▶ _Aim_:
Return each entry exactly, with none missing.

───── Listed records ─────

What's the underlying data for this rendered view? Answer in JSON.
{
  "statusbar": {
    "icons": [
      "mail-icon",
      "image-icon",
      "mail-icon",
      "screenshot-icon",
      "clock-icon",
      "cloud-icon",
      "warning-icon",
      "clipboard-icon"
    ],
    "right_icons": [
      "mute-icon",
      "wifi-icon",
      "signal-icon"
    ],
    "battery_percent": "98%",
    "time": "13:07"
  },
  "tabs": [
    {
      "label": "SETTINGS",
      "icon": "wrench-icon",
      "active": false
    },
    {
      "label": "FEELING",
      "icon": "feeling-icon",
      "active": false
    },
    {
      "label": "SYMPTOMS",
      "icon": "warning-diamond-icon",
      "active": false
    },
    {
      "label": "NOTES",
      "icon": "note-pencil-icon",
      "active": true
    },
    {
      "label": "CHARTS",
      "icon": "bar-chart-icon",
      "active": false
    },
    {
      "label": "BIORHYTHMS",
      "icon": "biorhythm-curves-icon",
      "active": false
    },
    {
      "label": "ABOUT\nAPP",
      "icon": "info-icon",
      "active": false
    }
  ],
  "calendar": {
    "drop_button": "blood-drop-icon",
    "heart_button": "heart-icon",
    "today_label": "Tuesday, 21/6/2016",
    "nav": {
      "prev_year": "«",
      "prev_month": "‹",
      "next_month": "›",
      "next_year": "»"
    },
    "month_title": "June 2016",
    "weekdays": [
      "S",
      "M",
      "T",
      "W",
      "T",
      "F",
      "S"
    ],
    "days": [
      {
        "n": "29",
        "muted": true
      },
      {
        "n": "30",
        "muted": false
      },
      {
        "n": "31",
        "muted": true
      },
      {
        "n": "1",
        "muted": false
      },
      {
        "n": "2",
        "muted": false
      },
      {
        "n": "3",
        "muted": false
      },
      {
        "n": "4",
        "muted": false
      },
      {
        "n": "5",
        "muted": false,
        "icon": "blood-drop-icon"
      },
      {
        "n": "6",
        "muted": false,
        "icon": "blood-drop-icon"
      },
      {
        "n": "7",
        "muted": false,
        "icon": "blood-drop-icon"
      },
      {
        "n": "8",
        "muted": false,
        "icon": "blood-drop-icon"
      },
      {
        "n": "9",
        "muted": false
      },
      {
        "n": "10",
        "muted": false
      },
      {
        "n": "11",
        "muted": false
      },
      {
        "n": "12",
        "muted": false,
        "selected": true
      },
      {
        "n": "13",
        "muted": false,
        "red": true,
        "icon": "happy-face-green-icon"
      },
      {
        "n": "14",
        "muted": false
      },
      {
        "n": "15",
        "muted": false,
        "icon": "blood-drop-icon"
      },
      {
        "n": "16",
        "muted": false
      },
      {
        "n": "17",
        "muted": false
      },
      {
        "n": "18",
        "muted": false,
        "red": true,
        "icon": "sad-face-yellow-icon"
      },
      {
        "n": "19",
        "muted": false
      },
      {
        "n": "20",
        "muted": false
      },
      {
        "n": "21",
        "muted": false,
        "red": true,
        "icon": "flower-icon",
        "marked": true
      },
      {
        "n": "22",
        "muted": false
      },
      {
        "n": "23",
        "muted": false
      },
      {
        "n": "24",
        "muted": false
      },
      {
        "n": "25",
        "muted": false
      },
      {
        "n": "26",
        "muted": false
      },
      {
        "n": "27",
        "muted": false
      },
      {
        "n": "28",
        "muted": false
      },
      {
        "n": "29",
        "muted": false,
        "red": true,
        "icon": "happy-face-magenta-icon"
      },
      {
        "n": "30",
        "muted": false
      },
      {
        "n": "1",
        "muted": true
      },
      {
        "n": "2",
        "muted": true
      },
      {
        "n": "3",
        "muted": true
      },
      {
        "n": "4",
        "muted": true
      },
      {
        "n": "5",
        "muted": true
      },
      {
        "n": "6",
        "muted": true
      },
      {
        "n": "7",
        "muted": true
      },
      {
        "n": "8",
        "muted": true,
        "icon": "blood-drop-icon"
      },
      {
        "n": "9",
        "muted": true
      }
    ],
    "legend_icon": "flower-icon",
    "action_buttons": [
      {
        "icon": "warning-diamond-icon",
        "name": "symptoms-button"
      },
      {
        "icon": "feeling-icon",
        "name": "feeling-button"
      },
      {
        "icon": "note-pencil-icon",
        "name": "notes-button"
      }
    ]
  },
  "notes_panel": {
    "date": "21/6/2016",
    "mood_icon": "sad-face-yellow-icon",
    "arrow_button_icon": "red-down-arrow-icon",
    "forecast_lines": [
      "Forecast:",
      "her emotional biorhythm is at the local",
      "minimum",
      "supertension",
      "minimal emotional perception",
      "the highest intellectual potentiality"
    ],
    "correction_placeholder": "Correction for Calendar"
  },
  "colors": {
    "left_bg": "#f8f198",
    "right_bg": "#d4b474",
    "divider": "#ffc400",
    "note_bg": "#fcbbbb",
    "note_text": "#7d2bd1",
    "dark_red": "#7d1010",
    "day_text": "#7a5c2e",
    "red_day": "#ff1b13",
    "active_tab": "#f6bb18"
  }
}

─────

▶ _Full solution_:
What's the underlying data for this rendered view? Answer in JSON.
{
  "statusbar": {
    "icons": [
      "mail-icon",
      "image-icon",
      "mail-icon",
      "screenshot-icon",
      "clock-icon",
      "cloud-icon",
      "warning-icon",
      "clipboard-icon"
    ],
    "right_icons": [
      "mute-icon",
      "wifi-icon",
      "signal-icon"
    ],
    "battery_percent": "98%",
    "time": "13:07"
  },
  "tabs": [
    {
      "label": "SETTINGS",
      "icon": "wrench-icon",
      "active": false
    },
    {
      "label": "FEELING",
      "icon": "feeling-icon",
      "active": false
    },
    {
      "label": "SYMPTOMS",
      "icon": "warning-diamond-icon",
      "active": false
    },
    {
      "label": "NOTES",
      "icon": "note-pencil-icon",
      "active": true
    },
    {
      "label": "CHARTS",
      "icon": "bar-chart-icon",
      "active": false
    },
    {
      "label": "BIORHYTHMS",
      "icon": "biorhythm-curves-icon",
      "active": false
    },
    {
      "label": "ABOUT\nAPP",
      "icon": "info-icon",
      "active": false
    }
  ],
  "calendar": {
    "drop_button": "blood-drop-icon",
    "heart_button": "heart-icon",
    "today_label": "Tuesday, 21/6/2016",
    "nav": {
      "prev_year": "«",
      "prev_month": "‹",
      "next_month": "›",
      "next_year": "»"
    },
    "month_title": "June 2016",
    "weekdays": [
      "S",
      "M",
      "T",
      "W",
      "T",
      "F",
      "S"
    ],
    "days": [
      {
        "n": "29",
        "muted": true
      },
      {
        "n": "30",
        "muted": false
      },
      {
        "n": "31",
        "muted": true
      },
      {
        "n": "1",
        "muted": false
      },
      {
        "n": "2",
        "muted": false
      },
      {
        "n": "3",
        "muted": false
      },
      {
        "n": "4",
        "muted": false
      },
      {
        "n": "5",
        "muted": false,
        "icon": "blood-drop-icon"
      },
      {
        "n": "6",
        "muted": false,
        "icon": "blood-drop-icon"
      },
      {
        "n": "7",
        "muted": false,
        "icon": "blood-drop-icon"
      },
      {
        "n": "8",
        "muted": false,
        "icon": "blood-drop-icon"
      },
      {
        "n": "9",
        "muted": false
      },
      {
        "n": "10",
        "muted": false
      },
      {
        "n": "11",
        "muted": false
      },
      {
        "n": "12",
        "muted": false,
        "selected": true
      },
      {
        "n": "13",
        "muted": false,
        "red": true,
        "icon": "happy-face-green-icon"
      },
      {
        "n": "14",
        "muted": false
      },
      {
        "n": "15",
        "muted": false,
        "icon": "blood-drop-icon"
      },
      {
        "n": "16",
        "muted": false
      },
      {
        "n": "17",
        "muted": false
      },
      {
        "n": "18",
        "muted": false,
        "red": true,
        "icon": "sad-face-yellow-icon"
      },
      {
        "n": "19",
        "muted": false
      },
      {
        "n": "20",
        "muted": false
      },
      {
        "n": "21",
        "muted": false,
        "red": true,
        "icon": "flower-icon",
        "marked": true
      },
      {
        "n": "22",
        "muted": false
      },
      {
        "n": "23",
        "muted": false
      },
      {
        "n": "24",
        "muted": false
      },
      {
        "n": "25",
        "muted": false
      },
      {
        "n": "26",
        "muted": false
      },
      {
        "n": "27",
        "muted": false
      },
      {
        "n": "28",
        "muted": false
      },
      {
        "n": "29",
        "muted": false,
        "red": true,
        "icon": "happy-face-magenta-icon"
      },
      {
        "n": "30",
        "muted": false
      },
      {
        "n": "1",
        "muted": true
      },
      {
        "n": "2",
        "muted": true
      },
      {
        "n": "3",
        "muted": true
      },
      {
        "n": "4",
        "muted": true
      },
      {
        "n": "5",
        "muted": true
      },
      {
        "n": "6",
        "muted": true
      },
      {
        "n": "7",
        "muted": true
      },
      {
        "n": "8",
        "muted": true,
        "icon": "blood-drop-icon"
      },
      {
        "n": "9",
        "muted": true
      }
    ],
    "legend_icon": "flower-icon",
    "action_buttons": [
      {
        "icon": "warning-diamond-icon",
        "name": "symptoms-button"
      },
      {
        "icon": "feeling-icon",
        "name": "feeling-button"
      },
      {
        "icon": "note-pencil-icon",
        "name": "notes-button"
      }
    ]
  },
  "notes_panel": {
    "date": "21/6/2016",
    "mood_icon": "sad-face-yellow-icon",
    "arrow_button_icon": "red-down-arrow-icon",
    "forecast_lines": [
      "Forecast:",
      "her emotional biorhythm is at the local",
      "minimum",
      "supertension",
      "minimal emotional perception",
      "the highest intellectual potentiality"
    ],
    "correction_placeholder": "Correction for Calendar"
  },
  "colors": {
    "left_bg": "#f8f198",
    "right_bg": "#d4b474",
    "divider": "#ffc400",
    "note_bg": "#fcbbbb",
    "note_text": "#7d2bd1",
    "dark_red": "#7d1010",
    "day_text": "#7a5c2e",
    "red_day": "#ff1b13",
    "active_tab": "#f6bb18"
  }
}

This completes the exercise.